TASK DIRECTIONS: Locate the line that contains "Convert this document image to plain text.". Print it and each following line through the end of the listing, verbatim, and nothing more.
....................
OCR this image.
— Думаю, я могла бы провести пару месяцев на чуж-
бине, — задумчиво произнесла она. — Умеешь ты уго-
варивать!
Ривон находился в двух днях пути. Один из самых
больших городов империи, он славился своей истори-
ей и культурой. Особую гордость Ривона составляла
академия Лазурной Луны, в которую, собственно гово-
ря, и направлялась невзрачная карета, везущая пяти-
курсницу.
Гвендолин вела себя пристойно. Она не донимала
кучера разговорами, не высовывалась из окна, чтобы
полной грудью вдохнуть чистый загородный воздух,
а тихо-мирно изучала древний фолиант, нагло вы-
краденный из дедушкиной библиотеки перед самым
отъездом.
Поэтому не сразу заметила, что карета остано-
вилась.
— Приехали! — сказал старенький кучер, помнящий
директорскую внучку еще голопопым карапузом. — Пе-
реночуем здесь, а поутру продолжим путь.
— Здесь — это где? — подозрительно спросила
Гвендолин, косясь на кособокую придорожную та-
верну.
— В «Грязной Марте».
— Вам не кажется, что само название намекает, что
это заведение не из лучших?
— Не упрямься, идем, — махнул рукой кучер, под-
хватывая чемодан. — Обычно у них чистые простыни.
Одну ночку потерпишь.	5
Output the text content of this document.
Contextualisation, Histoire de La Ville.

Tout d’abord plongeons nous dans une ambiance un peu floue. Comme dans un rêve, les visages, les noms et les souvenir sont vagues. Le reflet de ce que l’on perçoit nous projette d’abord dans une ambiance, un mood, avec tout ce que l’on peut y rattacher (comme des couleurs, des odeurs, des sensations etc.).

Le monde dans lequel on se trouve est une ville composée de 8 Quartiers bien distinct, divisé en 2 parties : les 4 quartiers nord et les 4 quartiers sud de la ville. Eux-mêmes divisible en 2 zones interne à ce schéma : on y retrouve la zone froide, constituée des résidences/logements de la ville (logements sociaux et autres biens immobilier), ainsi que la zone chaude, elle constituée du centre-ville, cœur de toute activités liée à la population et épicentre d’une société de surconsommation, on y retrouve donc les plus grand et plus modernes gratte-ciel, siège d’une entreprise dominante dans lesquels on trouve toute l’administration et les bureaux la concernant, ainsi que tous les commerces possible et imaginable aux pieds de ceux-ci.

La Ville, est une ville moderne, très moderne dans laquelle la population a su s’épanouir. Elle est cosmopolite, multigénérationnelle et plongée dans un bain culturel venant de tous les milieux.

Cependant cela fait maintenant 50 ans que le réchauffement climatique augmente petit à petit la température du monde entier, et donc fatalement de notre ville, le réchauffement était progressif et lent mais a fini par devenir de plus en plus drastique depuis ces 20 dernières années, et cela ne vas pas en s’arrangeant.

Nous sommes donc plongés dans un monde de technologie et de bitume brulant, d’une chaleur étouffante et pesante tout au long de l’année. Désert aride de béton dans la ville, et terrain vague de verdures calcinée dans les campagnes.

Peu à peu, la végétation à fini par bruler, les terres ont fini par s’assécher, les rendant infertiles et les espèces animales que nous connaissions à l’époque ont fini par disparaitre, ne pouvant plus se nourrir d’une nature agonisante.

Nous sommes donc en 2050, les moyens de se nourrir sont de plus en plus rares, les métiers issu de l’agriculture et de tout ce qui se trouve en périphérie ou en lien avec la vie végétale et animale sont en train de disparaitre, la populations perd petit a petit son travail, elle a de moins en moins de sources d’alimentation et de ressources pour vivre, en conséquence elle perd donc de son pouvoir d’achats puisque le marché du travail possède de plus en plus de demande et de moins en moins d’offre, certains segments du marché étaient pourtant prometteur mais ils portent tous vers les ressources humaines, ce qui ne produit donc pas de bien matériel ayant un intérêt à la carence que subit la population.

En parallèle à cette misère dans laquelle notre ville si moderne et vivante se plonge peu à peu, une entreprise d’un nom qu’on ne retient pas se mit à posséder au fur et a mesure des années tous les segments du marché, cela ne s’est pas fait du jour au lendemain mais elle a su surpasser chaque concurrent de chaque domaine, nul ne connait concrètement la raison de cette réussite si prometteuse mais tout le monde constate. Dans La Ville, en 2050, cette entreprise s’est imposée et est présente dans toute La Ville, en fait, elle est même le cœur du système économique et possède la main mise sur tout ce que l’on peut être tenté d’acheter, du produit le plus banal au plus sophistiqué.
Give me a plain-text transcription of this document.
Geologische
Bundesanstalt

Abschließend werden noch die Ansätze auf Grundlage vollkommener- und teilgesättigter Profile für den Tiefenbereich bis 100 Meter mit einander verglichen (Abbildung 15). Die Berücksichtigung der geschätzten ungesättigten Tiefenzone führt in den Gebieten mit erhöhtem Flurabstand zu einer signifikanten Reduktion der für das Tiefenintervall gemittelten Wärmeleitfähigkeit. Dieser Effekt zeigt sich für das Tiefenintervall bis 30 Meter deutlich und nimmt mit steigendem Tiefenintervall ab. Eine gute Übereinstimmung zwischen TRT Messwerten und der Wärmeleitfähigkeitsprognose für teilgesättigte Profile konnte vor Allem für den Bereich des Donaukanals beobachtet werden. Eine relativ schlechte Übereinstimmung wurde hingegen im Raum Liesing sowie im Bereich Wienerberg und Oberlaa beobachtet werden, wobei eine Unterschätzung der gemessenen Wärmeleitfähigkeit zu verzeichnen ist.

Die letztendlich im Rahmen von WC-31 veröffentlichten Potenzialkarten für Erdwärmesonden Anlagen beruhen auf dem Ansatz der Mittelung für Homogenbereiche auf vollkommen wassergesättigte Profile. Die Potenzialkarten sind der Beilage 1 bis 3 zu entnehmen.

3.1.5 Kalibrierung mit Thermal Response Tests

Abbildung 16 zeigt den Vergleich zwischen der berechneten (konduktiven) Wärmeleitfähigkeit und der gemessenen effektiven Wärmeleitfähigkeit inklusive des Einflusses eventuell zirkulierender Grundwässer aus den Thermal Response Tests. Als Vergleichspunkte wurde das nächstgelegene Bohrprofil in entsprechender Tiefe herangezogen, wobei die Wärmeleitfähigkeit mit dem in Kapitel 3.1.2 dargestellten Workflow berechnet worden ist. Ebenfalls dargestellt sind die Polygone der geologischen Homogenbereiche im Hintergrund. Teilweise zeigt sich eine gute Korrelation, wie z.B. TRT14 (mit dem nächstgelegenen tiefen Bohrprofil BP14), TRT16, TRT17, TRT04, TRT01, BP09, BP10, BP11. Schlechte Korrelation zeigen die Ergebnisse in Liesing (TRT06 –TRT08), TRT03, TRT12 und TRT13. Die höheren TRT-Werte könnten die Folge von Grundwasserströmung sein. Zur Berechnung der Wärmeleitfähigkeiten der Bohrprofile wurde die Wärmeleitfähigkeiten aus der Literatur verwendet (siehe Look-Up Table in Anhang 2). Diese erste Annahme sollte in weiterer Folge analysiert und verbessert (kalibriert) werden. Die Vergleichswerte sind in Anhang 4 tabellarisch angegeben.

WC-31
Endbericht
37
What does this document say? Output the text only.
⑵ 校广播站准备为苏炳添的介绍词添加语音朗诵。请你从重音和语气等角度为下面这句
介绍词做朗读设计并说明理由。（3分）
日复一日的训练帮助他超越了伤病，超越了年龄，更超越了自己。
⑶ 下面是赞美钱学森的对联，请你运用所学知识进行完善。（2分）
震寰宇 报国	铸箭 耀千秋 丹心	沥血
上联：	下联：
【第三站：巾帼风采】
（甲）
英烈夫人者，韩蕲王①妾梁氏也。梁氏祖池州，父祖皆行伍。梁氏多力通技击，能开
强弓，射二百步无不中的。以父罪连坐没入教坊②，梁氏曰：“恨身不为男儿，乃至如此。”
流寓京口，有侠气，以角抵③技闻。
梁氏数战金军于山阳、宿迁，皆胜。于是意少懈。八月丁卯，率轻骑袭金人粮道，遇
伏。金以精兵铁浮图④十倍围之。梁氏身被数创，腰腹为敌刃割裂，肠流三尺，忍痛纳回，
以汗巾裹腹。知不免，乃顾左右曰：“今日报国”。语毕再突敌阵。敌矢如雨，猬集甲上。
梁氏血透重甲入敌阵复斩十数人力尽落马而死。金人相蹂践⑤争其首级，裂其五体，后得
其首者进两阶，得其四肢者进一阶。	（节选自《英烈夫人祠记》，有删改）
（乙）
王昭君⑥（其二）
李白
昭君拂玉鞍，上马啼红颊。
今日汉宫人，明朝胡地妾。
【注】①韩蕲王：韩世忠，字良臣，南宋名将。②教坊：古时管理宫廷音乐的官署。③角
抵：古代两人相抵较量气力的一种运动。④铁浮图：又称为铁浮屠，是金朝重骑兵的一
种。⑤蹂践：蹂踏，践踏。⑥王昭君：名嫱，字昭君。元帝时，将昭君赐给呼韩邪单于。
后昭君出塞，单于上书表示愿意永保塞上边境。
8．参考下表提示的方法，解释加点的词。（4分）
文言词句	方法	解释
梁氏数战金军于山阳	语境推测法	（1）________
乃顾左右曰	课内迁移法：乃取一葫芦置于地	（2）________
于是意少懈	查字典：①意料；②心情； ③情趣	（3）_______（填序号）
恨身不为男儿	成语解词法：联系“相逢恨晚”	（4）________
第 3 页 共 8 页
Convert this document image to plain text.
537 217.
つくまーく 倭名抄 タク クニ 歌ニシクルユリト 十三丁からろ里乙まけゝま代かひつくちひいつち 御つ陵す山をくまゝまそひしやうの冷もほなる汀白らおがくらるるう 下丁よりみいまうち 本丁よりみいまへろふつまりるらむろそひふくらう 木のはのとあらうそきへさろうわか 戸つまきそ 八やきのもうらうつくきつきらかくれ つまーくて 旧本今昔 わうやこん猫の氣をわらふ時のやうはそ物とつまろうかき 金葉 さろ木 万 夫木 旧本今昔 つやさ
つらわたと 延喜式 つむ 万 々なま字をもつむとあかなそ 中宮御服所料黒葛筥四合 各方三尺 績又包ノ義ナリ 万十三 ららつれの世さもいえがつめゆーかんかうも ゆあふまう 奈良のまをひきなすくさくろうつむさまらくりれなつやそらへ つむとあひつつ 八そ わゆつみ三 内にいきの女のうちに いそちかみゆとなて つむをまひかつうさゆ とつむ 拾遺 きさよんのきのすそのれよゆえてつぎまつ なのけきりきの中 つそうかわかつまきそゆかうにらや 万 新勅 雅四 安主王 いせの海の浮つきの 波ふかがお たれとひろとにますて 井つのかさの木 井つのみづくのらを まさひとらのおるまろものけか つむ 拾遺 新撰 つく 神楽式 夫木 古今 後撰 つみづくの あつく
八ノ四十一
....................
FULL OUTPUT:
Convert this document image to plain text.
537 217.
つくまーく 倭名抄 タク クニ 歌ニシクルユリト 十三丁からろ里乙まけゝま代かひつくちひいつち 御つ陵す山をくまゝまそひしやうの冷もほなる汀白らおがくらるるう 下丁よりみいまうち 本丁よりみいまへろふつまりるらむろそひふくらう 木のはのとあらうそきへさろうわか 戸つまきそ 八やきのもうらうつくきつきらかくれ つまーくて 旧本今昔 わうやこん猫の氣をわらふ時のやうはそ物とつまろうかき 金葉 さろ木 万 夫木 旧本今昔 つやさ
つらわたと 延喜式 つむ 万 々なま字をもつむとあかなそ 中宮御服所料黒葛筥四合 各方三尺 績又包ノ義ナリ 万十三 ららつれの世さもいえがつめゆーかんかうも ゆあふまう 奈良のまをひきなすくさくろうつむさまらくりれなつやそらへ つむとあひつつ 八そ わゆつみ三 内にいきの女のうちに いそちかみゆとなて つむをまひかつうさゆ とつむ 拾遺 きさよんのきのすそのれよゆえてつぎまつ なのけきりきの中 つそうかわかつまきそゆかうにらや 万 新勅 雅四 安主王 いせの海の浮つきの 波ふかがお たれとひろとにますて 井つのかさの木 井つのみづくのらを まさひとらのおるまろものけか つむ 拾遺 新撰 つく 神楽式 夫木 古今 後撰 つみづくの あつく
八ノ四十一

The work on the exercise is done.